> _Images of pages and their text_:
<<<<
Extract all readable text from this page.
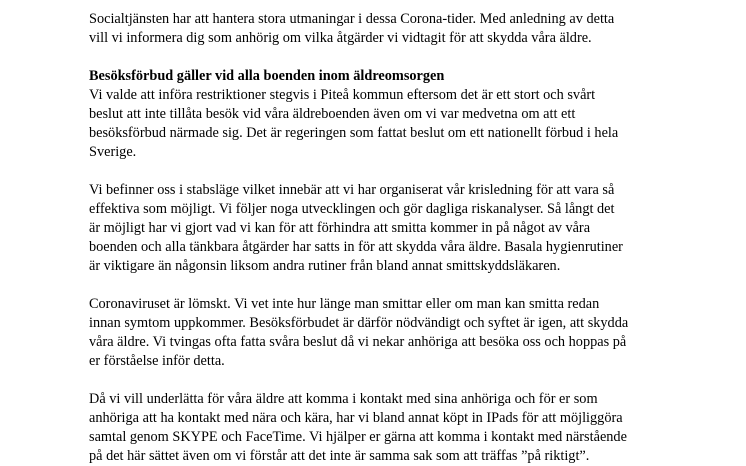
Socialtjänsten har att hantera stora utmaningar i dessa Corona-tider. Med anledning av detta
vill vi informera dig som anhörig om vilka åtgärder vi vidtagit för att skydda våra äldre.

Besöksförbud gäller vid alla boenden inom äldreomsorgen

Vi valde att införa restriktioner stegvis i Piteå kommun eftersom det är ett stort och svårt
beslut att inte tillåta besök vid våra äldreboenden även om vi var medvetna om att ett
besöksförbud närmade sig. Det är regeringen som fattat beslut om ett nationellt förbud i hela
Sverige.

Vi befinner oss i stabsläge vilket innebär att vi har organiserat vår krisledning för att vara så
effektiva som möjligt. Vi följer noga utvecklingen och gör dagliga riskanalyser. Så långt det
är möjligt har vi gjort vad vi kan för att förhindra att smitta kommer in på något av våra
boenden och alla tänkbara åtgärder har satts in för att skydda våra äldre. Basala hygienrutiner
är viktigare än någonsin liksom andra rutiner från bland annat smittskyddsläkaren.

Coronaviruset är lömskt. Vi vet inte hur länge man smittar eller om man kan smitta redan
innan symtom uppkommer. Besöksförbudet är därför nödvändigt och syftet är igen, att skydda
våra äldre. Vi tvingas ofta fatta svåra beslut då vi nekar anhöriga att besöka oss och hoppas på
er förståelse inför detta.

Då vi vill underlätta för våra äldre att komma i kontakt med sina anhöriga och för er som
anhöriga att ha kontakt med nära och kära, har vi bland annat köpt in IPads för att möjliggöra
samtal genom SKYPE och FaceTime. Vi hjälper er gärna att komma i kontakt med närstående
på det här sättet även om vi förstår att det inte är samma sak som att träffas ”på riktigt”.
>>>>
Where does the word "kontakt" appear in the records above? Return every line that holds it.

> _Written solution_:
Då vi vill underlätta för våra äldre att komma i kontakt med sina anhöriga och för er som
anhöriga att ha kontakt med nära och kära, har vi bland annat köpt in IPads för att möjliggöra
samtal genom SKYPE och FaceTime. Vi hjälper er gärna att komma i kontakt med närstående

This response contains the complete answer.